Copy each line with the word "номинальный" in it.

Collected data entries
+ + +

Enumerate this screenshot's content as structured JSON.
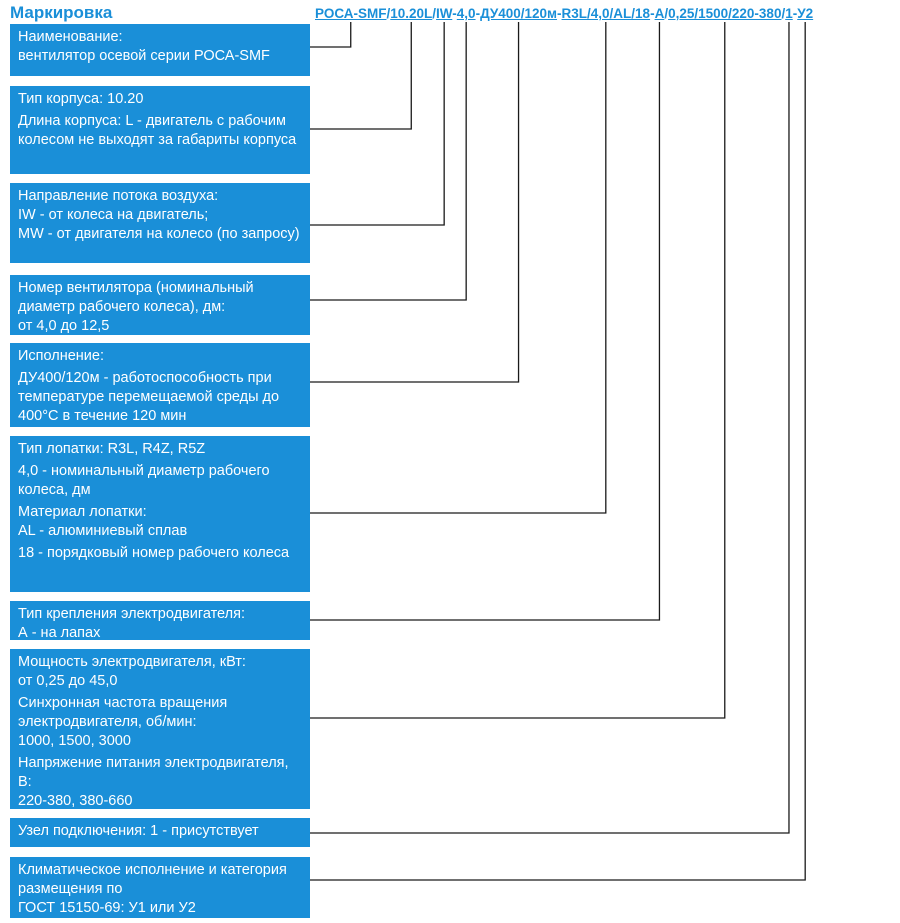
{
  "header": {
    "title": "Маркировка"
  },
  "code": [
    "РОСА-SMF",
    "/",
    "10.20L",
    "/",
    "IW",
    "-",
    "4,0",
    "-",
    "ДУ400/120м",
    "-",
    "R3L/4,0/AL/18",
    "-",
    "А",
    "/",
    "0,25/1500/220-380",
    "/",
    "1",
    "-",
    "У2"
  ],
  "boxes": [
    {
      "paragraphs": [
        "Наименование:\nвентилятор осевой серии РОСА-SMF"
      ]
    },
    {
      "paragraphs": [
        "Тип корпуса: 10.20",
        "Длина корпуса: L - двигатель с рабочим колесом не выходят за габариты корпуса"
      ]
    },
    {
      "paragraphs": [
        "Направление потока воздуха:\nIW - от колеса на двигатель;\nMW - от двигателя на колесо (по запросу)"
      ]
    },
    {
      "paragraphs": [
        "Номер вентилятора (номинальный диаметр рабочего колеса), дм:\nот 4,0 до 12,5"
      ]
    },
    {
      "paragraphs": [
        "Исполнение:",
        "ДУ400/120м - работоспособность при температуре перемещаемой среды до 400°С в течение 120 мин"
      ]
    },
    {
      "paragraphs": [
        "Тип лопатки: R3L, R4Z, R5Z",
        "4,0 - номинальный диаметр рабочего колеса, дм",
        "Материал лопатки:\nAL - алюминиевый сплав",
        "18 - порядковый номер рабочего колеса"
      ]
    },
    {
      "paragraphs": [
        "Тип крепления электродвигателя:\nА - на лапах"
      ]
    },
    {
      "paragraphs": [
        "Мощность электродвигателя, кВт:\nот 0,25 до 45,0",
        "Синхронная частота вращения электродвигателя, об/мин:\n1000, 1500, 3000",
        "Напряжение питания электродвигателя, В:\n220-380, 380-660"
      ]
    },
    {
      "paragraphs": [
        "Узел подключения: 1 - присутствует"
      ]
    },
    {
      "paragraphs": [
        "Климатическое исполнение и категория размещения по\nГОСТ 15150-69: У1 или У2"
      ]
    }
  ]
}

+ + +

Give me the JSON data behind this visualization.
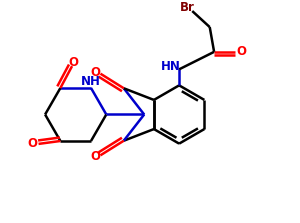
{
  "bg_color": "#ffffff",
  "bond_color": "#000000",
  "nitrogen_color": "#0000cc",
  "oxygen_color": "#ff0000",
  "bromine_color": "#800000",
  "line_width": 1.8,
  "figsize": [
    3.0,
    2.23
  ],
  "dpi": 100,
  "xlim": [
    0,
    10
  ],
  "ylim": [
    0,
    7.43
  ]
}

+ + +

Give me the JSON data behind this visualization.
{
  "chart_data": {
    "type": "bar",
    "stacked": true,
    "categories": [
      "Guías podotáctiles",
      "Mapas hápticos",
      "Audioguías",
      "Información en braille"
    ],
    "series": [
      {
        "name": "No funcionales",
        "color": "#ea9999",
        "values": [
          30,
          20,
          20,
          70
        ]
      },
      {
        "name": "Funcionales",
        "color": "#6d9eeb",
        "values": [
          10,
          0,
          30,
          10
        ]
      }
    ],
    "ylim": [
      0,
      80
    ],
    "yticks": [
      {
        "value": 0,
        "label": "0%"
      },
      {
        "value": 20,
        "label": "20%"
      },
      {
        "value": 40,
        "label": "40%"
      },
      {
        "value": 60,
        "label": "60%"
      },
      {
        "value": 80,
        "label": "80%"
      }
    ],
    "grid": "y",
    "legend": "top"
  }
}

+ + +

SOLUTION FOR THIS PROBLEM:
        "Номер вентилятора (номинальный диаметр рабочего колеса), дм:\nот 4,0 до 12,5"
        "4,0 - номинальный диаметр рабочего колеса, дм",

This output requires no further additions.